*Do this:*
Which lines hold the word "kind"? Show each of them.

────────────────────

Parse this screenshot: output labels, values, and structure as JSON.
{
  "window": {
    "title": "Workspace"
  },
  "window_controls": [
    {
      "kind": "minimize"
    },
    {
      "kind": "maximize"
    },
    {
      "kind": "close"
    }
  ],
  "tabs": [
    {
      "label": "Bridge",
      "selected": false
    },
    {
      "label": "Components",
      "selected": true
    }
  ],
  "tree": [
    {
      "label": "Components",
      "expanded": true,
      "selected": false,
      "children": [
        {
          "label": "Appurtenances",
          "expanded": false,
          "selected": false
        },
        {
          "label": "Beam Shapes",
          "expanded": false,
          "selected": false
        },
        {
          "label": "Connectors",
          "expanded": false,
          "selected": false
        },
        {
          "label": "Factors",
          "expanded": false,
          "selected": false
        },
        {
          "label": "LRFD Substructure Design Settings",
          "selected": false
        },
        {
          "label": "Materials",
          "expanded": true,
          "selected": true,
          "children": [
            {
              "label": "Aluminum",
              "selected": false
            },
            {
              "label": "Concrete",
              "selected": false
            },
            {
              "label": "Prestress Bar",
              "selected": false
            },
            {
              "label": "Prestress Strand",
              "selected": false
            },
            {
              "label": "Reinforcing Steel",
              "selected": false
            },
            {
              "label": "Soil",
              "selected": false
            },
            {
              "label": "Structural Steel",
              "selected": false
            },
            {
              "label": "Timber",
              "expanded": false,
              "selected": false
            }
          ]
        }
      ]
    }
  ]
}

────────────────────

*Written response:*
      "kind": "minimize"
      "kind": "maximize"
      "kind": "close"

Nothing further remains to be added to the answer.